Challenge
Copy every line of the data that includes the string "Berufsberatung".
>> BEGIN Extracted information
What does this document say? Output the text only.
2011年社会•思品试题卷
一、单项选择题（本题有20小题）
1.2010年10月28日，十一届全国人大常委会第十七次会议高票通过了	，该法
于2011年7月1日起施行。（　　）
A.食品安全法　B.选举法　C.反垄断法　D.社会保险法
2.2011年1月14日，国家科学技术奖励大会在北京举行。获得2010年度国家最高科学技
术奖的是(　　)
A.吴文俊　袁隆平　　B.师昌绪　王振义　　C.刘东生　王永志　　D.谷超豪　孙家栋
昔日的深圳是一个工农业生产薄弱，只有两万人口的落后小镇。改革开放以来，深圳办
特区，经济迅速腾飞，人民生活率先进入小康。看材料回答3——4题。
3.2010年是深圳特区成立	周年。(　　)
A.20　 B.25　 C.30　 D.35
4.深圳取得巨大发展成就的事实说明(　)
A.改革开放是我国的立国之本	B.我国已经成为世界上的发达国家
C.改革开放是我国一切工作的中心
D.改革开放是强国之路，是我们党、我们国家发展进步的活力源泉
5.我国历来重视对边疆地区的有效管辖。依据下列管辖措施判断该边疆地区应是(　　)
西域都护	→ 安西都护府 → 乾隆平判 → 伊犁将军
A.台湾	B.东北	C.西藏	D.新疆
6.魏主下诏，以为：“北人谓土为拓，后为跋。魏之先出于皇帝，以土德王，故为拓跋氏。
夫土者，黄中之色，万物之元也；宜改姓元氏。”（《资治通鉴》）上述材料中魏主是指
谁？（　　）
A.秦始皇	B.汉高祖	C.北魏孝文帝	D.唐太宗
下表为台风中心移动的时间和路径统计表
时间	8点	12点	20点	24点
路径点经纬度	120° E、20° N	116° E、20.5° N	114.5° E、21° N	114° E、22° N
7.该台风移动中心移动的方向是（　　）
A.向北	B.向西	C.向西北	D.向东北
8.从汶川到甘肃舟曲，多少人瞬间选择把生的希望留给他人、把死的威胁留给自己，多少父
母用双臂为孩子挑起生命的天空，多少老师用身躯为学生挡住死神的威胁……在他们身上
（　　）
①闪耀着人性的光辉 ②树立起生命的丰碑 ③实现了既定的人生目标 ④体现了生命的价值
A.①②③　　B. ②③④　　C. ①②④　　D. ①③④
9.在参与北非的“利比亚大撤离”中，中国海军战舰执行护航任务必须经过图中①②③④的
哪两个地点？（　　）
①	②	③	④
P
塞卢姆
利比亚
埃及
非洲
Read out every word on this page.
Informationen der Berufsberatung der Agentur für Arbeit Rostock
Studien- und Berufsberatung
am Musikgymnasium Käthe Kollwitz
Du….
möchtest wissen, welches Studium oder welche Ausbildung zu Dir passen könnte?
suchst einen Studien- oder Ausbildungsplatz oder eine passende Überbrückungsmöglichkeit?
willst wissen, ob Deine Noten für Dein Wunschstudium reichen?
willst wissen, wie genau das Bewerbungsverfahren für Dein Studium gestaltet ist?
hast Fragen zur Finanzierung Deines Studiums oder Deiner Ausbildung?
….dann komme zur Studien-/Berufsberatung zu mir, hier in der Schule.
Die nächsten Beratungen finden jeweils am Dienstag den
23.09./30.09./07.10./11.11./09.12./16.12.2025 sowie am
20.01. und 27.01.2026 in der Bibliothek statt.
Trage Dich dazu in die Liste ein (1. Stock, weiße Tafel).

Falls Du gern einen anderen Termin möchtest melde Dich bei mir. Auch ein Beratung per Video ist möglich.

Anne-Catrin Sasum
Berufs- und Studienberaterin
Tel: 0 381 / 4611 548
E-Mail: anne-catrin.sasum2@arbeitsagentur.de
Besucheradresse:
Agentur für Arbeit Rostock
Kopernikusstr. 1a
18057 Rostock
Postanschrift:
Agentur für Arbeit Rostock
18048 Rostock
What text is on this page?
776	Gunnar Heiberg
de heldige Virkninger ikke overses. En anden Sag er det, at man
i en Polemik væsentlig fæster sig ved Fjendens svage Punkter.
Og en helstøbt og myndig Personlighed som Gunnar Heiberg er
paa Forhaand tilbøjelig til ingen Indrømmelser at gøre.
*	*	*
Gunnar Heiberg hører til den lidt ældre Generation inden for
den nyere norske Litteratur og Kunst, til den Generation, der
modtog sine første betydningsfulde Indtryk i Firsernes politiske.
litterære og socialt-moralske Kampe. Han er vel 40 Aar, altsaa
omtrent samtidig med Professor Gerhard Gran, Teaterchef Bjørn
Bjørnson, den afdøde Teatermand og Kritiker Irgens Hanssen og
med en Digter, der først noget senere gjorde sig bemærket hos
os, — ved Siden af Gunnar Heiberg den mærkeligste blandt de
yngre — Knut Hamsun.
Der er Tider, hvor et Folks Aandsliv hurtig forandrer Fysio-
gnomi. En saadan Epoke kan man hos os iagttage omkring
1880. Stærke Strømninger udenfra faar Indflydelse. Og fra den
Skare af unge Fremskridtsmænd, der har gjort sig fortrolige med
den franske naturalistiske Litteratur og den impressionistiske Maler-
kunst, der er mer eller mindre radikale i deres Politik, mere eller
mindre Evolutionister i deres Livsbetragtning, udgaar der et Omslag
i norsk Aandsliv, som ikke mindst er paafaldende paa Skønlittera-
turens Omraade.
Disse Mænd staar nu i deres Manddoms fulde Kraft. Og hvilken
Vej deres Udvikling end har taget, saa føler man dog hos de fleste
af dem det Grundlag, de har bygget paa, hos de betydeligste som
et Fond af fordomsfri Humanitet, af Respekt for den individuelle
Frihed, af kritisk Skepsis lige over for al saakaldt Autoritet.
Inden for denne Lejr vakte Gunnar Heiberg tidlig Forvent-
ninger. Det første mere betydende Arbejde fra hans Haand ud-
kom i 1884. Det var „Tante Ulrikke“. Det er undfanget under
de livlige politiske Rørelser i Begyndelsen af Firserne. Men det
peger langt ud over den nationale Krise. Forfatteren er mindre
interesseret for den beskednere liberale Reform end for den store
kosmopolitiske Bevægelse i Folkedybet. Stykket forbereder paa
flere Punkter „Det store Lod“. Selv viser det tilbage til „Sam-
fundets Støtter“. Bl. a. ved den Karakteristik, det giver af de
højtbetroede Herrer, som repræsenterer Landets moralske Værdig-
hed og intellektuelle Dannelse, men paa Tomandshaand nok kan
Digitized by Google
>> END Extracted information
Written solution
Informationen der Berufsberatung der Agentur für Arbeit Rostock
Studien- und Berufsberatung
….dann komme zur Studien-/Berufsberatung zu mir, hier in der Schule.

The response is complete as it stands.